(Data extracted from a collection)
= = = =

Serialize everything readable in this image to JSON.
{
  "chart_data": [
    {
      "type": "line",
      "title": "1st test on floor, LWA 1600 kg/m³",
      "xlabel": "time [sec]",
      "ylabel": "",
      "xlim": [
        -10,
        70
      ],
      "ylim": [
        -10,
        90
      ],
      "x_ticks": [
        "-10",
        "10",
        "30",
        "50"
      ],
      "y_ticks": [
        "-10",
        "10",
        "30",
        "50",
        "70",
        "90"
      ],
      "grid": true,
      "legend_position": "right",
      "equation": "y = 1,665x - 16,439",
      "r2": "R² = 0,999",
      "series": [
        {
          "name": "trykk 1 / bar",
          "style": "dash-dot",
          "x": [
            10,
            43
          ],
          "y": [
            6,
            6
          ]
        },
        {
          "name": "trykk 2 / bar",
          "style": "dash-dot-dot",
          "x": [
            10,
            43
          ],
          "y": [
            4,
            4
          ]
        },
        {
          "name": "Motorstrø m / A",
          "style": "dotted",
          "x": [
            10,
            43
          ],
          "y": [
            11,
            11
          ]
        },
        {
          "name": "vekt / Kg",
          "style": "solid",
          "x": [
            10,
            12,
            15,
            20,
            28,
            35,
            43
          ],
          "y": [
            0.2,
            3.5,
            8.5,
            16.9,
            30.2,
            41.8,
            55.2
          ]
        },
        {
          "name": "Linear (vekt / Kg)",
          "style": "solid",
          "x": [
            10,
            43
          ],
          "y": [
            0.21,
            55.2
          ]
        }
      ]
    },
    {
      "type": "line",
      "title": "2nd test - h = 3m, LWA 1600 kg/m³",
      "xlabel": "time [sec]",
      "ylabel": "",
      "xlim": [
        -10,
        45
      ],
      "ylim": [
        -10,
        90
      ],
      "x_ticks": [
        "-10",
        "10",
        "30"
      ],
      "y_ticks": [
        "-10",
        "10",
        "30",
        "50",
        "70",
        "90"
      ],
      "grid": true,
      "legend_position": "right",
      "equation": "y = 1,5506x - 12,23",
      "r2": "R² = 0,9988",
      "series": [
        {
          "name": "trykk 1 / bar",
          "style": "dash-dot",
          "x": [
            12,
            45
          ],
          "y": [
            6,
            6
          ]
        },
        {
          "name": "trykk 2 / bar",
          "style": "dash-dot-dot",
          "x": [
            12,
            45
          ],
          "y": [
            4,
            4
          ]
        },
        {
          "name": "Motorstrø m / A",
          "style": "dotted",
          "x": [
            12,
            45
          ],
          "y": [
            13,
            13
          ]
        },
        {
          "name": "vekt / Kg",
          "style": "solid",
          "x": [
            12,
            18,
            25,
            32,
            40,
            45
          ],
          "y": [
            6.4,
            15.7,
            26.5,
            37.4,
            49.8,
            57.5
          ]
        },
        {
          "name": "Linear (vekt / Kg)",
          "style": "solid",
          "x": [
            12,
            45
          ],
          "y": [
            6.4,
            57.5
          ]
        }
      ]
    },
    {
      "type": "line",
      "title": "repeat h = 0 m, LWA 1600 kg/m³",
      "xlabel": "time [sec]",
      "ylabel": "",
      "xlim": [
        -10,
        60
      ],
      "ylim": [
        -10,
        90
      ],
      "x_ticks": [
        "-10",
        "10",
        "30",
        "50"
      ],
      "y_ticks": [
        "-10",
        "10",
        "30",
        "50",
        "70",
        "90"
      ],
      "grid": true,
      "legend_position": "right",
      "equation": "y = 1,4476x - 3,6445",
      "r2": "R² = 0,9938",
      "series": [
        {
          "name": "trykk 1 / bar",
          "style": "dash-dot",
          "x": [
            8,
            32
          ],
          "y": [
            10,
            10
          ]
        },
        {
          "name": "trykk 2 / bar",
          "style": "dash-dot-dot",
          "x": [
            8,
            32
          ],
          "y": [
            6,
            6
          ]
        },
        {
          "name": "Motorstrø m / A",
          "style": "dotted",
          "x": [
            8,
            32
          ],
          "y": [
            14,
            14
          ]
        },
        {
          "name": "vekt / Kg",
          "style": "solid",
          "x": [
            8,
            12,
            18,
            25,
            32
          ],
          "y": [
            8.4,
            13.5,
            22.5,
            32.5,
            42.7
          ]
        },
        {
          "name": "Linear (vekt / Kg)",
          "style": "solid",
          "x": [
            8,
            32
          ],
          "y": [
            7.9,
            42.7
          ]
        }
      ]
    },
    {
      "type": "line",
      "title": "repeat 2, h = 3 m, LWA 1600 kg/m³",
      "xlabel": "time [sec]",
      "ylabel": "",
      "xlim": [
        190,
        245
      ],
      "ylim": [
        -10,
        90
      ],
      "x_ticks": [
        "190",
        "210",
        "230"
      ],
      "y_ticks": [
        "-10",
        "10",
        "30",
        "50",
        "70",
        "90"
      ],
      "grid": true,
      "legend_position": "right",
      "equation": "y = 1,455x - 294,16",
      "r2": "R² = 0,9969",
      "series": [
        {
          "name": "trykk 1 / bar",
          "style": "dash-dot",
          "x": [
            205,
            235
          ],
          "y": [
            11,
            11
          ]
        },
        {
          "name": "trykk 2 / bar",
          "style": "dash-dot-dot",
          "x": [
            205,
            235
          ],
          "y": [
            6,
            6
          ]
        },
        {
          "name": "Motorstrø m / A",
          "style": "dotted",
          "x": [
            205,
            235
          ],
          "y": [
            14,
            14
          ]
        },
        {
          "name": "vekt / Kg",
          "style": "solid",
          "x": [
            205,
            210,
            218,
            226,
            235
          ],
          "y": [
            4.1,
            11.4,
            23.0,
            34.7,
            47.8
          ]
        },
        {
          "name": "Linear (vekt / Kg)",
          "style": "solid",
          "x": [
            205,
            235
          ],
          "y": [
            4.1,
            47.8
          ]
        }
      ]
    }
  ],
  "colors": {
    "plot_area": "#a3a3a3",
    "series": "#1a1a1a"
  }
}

= = = =

## [AIM OF THE TASK]
Faithfully copy every entry, leaving nothing out.

## [RESPONSE TO THE TASK]
Serialize everything readable in this image to JSON.
{
  "chart_data": [
    {
      "type": "line",
      "title": "1st test on floor, LWA 1600 kg/m³",
      "xlabel": "time [sec]",
      "ylabel": "",
      "xlim": [
        -10,
        70
      ],
      "ylim": [
        -10,
        90
      ],
      "x_ticks": [
        "-10",
        "10",
        "30",
        "50"
      ],
      "y_ticks": [
        "-10",
        "10",
        "30",
        "50",
        "70",
        "90"
      ],
      "grid": true,
      "legend_position": "right",
      "equation": "y = 1,665x - 16,439",
      "r2": "R² = 0,999",
      "series": [
        {
          "name": "trykk 1 / bar",
          "style": "dash-dot",
          "x": [
            10,
            43
          ],
          "y": [
            6,
            6
          ]
        },
        {
          "name": "trykk 2 / bar",
          "style": "dash-dot-dot",
          "x": [
            10,
            43
          ],
          "y": [
            4,
            4
          ]
        },
        {
          "name": "Motorstrø m / A",
          "style": "dotted",
          "x": [
            10,
            43
          ],
          "y": [
            11,
            11
          ]
        },
        {
          "name": "vekt / Kg",
          "style": "solid",
          "x": [
            10,
            12,
            15,
            20,
            28,
            35,
            43
          ],
          "y": [
            0.2,
            3.5,
            8.5,
            16.9,
            30.2,
            41.8,
            55.2
          ]
        },
        {
          "name": "Linear (vekt / Kg)",
          "style": "solid",
          "x": [
            10,
            43
          ],
          "y": [
            0.21,
            55.2
          ]
        }
      ]
    },
    {
      "type": "line",
      "title": "2nd test - h = 3m, LWA 1600 kg/m³",
      "xlabel": "time [sec]",
      "ylabel": "",
      "xlim": [
        -10,
        45
      ],
      "ylim": [
        -10,
        90
      ],
      "x_ticks": [
        "-10",
        "10",
        "30"
      ],
      "y_ticks": [
        "-10",
        "10",
        "30",
        "50",
        "70",
        "90"
      ],
      "grid": true,
      "legend_position": "right",
      "equation": "y = 1,5506x - 12,23",
      "r2": "R² = 0,9988",
      "series": [
        {
          "name": "trykk 1 / bar",
          "style": "dash-dot",
          "x": [
            12,
            45
          ],
          "y": [
            6,
            6
          ]
        },
        {
          "name": "trykk 2 / bar",
          "style": "dash-dot-dot",
          "x": [
            12,
            45
          ],
          "y": [
            4,
            4
          ]
        },
        {
          "name": "Motorstrø m / A",
          "style": "dotted",
          "x": [
            12,
            45
          ],
          "y": [
            13,
            13
          ]
        },
        {
          "name": "vekt / Kg",
          "style": "solid",
          "x": [
            12,
            18,
            25,
            32,
            40,
            45
          ],
          "y": [
            6.4,
            15.7,
            26.5,
            37.4,
            49.8,
            57.5
          ]
        },
        {
          "name": "Linear (vekt / Kg)",
          "style": "solid",
          "x": [
            12,
            45
          ],
          "y": [
            6.4,
            57.5
          ]
        }
      ]
    },
    {
      "type": "line",
      "title": "repeat h = 0 m, LWA 1600 kg/m³",
      "xlabel": "time [sec]",
      "ylabel": "",
      "xlim": [
        -10,
        60
      ],
      "ylim": [
        -10,
        90
      ],
      "x_ticks": [
        "-10",
        "10",
        "30",
        "50"
      ],
      "y_ticks": [
        "-10",
        "10",
        "30",
        "50",
        "70",
        "90"
      ],
      "grid": true,
      "legend_position": "right",
      "equation": "y = 1,4476x - 3,6445",
      "r2": "R² = 0,9938",
      "series": [
        {
          "name": "trykk 1 / bar",
          "style": "dash-dot",
          "x": [
            8,
            32
          ],
          "y": [
            10,
            10
          ]
        },
        {
          "name": "trykk 2 / bar",
          "style": "dash-dot-dot",
          "x": [
            8,
            32
          ],
          "y": [
            6,
            6
          ]
        },
        {
          "name": "Motorstrø m / A",
          "style": "dotted",
          "x": [
            8,
            32
          ],
          "y": [
            14,
            14
          ]
        },
        {
          "name": "vekt / Kg",
          "style": "solid",
          "x": [
            8,
            12,
            18,
            25,
            32
          ],
          "y": [
            8.4,
            13.5,
            22.5,
            32.5,
            42.7
          ]
        },
        {
          "name": "Linear (vekt / Kg)",
          "style": "solid",
          "x": [
            8,
            32
          ],
          "y": [
            7.9,
            42.7
          ]
        }
      ]
    },
    {
      "type": "line",
      "title": "repeat 2, h = 3 m, LWA 1600 kg/m³",
      "xlabel": "time [sec]",
      "ylabel": "",
      "xlim": [
        190,
        245
      ],
      "ylim": [
        -10,
        90
      ],
      "x_ticks": [
        "190",
        "210",
        "230"
      ],
      "y_ticks": [
        "-10",
        "10",
        "30",
        "50",
        "70",
        "90"
      ],
      "grid": true,
      "legend_position": "right",
      "equation": "y = 1,455x - 294,16",
      "r2": "R² = 0,9969",
      "series": [
        {
          "name": "trykk 1 / bar",
          "style": "dash-dot",
          "x": [
            205,
            235
          ],
          "y": [
            11,
            11
          ]
        },
        {
          "name": "trykk 2 / bar",
          "style": "dash-dot-dot",
          "x": [
            205,
            235
          ],
          "y": [
            6,
            6
          ]
        },
        {
          "name": "Motorstrø m / A",
          "style": "dotted",
          "x": [
            205,
            235
          ],
          "y": [
            14,
            14
          ]
        },
        {
          "name": "vekt / Kg",
          "style": "solid",
          "x": [
            205,
            210,
            218,
            226,
            235
          ],
          "y": [
            4.1,
            11.4,
            23.0,
            34.7,
            47.8
          ]
        },
        {
          "name": "Linear (vekt / Kg)",
          "style": "solid",
          "x": [
            205,
            235
          ],
          "y": [
            4.1,
            47.8
          ]
        }
      ]
    }
  ],
  "colors": {
    "plot_area": "#a3a3a3",
    "series": "#1a1a1a"
  }
}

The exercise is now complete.